**Extracted records**

- - -

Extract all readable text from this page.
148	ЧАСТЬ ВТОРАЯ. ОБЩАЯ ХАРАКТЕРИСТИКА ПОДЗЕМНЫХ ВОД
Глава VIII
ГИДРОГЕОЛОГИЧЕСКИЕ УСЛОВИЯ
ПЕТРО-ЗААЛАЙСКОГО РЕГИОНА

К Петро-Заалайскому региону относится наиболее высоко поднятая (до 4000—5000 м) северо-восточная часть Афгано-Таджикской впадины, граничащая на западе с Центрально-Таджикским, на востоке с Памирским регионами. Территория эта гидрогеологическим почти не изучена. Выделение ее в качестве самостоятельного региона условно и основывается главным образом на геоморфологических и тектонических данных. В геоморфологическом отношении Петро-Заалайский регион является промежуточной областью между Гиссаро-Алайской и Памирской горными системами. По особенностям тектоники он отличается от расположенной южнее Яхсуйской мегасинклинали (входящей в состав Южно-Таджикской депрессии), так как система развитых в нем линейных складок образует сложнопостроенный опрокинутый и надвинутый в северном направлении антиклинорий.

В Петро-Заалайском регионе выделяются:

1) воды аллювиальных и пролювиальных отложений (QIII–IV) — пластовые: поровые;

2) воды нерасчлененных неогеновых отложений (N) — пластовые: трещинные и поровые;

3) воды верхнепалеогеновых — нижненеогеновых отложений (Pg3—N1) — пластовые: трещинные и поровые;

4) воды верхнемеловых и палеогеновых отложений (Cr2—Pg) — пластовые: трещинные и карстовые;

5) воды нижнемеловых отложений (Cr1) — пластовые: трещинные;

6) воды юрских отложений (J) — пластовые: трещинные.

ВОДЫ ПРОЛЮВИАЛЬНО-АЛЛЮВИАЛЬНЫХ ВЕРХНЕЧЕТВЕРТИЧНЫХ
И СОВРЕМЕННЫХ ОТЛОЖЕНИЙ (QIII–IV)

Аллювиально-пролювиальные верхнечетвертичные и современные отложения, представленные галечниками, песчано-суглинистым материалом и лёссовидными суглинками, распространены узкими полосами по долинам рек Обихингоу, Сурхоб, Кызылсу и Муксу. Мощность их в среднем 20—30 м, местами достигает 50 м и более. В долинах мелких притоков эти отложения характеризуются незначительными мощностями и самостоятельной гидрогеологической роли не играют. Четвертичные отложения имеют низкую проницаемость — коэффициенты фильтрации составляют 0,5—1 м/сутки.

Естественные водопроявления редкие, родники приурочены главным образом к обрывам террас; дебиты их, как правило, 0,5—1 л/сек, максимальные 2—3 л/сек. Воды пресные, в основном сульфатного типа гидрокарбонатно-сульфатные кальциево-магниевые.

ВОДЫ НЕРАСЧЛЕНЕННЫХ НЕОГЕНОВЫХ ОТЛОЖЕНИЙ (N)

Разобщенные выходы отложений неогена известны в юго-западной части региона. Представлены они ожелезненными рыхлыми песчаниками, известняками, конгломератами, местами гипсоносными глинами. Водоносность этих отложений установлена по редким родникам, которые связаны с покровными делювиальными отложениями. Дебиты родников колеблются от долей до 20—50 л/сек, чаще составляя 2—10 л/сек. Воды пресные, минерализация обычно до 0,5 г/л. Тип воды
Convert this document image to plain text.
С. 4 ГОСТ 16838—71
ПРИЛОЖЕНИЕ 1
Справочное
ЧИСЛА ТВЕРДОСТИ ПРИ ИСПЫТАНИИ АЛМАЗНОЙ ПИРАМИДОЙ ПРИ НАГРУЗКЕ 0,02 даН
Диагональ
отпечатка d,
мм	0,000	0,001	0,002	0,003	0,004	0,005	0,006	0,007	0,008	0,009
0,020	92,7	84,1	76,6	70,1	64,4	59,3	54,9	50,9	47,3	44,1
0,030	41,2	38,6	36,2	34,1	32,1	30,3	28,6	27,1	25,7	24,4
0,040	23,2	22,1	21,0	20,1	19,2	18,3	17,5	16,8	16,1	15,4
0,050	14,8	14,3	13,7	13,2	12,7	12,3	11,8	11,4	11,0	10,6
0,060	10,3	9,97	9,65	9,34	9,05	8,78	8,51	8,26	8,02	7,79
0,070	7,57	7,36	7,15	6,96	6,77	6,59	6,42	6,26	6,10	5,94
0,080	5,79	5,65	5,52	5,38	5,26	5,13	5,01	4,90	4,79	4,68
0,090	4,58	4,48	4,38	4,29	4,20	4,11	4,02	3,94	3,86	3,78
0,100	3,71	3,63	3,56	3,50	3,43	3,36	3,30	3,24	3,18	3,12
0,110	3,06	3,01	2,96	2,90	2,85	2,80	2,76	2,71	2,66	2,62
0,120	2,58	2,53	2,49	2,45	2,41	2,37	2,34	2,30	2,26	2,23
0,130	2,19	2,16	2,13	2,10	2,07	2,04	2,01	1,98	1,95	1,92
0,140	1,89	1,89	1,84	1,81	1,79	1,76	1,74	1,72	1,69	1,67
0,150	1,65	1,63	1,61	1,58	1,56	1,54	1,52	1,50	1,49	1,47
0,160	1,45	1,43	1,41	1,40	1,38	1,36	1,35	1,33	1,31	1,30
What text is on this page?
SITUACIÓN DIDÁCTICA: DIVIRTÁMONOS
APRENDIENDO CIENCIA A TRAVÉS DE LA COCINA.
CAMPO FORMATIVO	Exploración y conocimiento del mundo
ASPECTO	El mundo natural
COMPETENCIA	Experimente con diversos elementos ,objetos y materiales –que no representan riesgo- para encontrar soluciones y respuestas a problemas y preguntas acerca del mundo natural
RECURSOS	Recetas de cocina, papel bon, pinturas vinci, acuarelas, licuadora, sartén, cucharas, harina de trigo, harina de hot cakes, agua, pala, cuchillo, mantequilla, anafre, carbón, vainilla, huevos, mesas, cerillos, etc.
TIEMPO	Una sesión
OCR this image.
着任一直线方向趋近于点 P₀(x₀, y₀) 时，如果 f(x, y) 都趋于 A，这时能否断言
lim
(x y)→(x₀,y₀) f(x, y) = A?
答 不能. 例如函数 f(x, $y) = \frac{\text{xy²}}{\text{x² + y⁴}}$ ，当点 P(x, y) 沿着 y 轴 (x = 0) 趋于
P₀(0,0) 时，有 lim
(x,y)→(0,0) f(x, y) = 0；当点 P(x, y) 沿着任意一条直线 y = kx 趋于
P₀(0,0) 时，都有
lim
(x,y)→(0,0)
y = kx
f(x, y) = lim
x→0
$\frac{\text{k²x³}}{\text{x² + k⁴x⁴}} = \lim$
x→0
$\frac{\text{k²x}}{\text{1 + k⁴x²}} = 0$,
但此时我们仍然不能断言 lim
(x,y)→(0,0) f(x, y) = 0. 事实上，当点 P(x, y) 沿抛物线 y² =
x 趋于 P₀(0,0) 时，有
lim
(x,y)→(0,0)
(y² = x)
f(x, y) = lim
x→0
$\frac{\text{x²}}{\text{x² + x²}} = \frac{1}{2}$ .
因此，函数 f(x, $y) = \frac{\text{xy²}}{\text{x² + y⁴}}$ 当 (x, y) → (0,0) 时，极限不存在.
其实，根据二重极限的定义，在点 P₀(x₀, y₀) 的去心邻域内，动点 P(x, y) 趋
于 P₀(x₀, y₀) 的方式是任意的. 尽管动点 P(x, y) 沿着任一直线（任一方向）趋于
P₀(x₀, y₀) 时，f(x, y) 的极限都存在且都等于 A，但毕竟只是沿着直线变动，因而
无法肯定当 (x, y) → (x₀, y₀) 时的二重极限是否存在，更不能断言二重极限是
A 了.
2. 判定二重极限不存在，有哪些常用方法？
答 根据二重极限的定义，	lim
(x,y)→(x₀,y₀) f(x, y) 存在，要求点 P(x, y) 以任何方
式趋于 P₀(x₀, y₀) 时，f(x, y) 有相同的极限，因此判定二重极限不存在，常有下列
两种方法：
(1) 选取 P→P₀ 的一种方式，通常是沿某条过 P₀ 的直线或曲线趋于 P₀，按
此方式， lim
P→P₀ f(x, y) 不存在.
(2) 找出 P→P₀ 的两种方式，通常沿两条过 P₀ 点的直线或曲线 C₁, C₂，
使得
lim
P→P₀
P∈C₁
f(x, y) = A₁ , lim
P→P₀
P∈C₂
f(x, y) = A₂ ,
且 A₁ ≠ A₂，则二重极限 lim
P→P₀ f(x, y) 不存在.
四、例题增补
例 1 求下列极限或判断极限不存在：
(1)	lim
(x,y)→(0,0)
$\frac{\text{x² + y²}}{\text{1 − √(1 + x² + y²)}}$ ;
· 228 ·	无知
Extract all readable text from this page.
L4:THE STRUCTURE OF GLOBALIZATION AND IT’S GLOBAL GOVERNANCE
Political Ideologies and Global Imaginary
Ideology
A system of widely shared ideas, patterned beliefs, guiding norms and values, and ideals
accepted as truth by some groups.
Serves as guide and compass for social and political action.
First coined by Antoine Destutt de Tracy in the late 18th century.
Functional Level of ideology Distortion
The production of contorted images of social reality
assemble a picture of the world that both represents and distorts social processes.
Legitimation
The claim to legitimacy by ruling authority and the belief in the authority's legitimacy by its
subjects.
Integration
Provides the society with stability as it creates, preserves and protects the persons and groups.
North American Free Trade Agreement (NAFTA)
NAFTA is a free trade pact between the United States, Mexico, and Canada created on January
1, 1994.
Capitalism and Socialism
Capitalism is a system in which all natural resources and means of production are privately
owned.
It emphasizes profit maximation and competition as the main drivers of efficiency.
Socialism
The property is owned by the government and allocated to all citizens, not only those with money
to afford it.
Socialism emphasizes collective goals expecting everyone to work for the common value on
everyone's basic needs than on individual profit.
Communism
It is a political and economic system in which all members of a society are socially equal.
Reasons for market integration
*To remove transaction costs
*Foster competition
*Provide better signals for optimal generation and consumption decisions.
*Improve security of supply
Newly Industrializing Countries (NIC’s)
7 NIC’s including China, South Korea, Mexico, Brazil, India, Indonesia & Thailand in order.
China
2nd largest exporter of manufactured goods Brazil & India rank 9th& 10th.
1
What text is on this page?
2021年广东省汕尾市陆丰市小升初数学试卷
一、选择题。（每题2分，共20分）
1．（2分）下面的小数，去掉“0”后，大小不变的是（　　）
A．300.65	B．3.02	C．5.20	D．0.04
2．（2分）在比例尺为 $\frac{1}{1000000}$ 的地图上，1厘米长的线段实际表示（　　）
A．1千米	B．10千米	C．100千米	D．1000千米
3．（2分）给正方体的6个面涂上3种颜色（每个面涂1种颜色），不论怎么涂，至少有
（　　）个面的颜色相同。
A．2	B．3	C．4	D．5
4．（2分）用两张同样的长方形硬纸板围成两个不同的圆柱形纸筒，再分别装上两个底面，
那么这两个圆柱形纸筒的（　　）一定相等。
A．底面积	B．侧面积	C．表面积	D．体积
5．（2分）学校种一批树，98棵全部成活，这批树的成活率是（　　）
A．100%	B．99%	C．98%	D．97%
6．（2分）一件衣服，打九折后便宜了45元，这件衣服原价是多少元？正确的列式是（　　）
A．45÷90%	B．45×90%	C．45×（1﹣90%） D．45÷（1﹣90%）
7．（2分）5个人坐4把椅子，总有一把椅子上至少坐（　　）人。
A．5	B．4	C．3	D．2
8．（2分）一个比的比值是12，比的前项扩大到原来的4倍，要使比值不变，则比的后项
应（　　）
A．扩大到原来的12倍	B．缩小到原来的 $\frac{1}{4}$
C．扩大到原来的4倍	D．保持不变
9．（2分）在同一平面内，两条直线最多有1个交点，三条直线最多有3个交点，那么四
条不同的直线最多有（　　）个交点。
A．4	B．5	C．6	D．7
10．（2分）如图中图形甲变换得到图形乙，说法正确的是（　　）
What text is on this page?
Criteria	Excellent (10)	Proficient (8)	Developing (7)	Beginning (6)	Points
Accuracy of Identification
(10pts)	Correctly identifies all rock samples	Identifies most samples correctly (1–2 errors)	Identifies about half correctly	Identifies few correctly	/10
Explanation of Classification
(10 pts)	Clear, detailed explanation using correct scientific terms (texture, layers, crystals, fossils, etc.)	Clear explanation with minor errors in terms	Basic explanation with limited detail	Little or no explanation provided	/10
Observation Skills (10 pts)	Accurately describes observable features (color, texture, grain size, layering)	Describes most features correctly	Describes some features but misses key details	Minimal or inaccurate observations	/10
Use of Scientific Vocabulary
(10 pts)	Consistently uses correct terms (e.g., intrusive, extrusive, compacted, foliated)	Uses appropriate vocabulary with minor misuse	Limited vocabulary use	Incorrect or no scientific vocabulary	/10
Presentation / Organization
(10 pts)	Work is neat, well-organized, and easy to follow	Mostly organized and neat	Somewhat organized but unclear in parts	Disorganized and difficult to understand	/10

- - -

**Aim of the task**
Go through the records and pull out each line that includes the word "Mexico".

**Written solution**
NAFTA is a free trade pact between the United States, Mexico, and Canada created on January
7 NIC’s including China, South Korea, Mexico, Brazil, India, Indonesia & Thailand in order.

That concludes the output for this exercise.